Records
-- BEGIN --
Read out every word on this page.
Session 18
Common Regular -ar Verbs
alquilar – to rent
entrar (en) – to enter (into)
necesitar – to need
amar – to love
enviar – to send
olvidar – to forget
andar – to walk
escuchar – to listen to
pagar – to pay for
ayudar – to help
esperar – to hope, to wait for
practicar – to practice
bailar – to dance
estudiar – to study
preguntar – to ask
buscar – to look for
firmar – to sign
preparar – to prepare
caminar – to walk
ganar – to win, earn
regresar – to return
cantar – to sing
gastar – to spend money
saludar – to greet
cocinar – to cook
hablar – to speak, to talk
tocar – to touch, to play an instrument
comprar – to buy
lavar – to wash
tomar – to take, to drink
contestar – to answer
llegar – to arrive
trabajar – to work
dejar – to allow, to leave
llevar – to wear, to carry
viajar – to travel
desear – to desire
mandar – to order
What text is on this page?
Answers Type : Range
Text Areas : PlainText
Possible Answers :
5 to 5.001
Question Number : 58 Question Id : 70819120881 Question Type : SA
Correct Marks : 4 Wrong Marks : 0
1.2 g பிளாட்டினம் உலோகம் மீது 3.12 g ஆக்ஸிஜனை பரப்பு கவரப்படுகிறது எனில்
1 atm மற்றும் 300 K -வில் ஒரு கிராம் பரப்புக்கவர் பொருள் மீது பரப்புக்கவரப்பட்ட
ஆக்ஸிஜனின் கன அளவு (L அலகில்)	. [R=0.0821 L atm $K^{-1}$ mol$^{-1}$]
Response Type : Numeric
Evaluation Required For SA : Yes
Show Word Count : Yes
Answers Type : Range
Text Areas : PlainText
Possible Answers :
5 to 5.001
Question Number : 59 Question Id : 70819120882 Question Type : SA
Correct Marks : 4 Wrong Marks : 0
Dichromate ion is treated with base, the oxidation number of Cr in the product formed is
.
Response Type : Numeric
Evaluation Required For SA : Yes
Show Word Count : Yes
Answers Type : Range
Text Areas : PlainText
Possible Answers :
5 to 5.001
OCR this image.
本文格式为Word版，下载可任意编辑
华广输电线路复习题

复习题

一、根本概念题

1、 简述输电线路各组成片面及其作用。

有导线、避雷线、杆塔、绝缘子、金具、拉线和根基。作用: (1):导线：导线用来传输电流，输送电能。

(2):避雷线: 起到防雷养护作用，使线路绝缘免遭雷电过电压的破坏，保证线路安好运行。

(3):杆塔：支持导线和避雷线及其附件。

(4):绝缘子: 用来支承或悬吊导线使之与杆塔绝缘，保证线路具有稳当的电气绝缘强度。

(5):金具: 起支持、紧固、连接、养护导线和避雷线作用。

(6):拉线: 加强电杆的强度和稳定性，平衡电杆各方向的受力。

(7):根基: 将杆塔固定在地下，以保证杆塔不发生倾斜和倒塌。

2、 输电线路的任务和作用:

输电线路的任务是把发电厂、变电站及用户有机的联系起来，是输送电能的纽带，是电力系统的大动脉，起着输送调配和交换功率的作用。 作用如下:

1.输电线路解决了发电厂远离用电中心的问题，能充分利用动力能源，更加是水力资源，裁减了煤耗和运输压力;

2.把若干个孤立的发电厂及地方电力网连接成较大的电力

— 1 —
-- END --
**Exercise**
Out of the preceding entries, pull every line containing the string "page".

**Result for this exercise**
Read out every word on this page.
What text is on this page?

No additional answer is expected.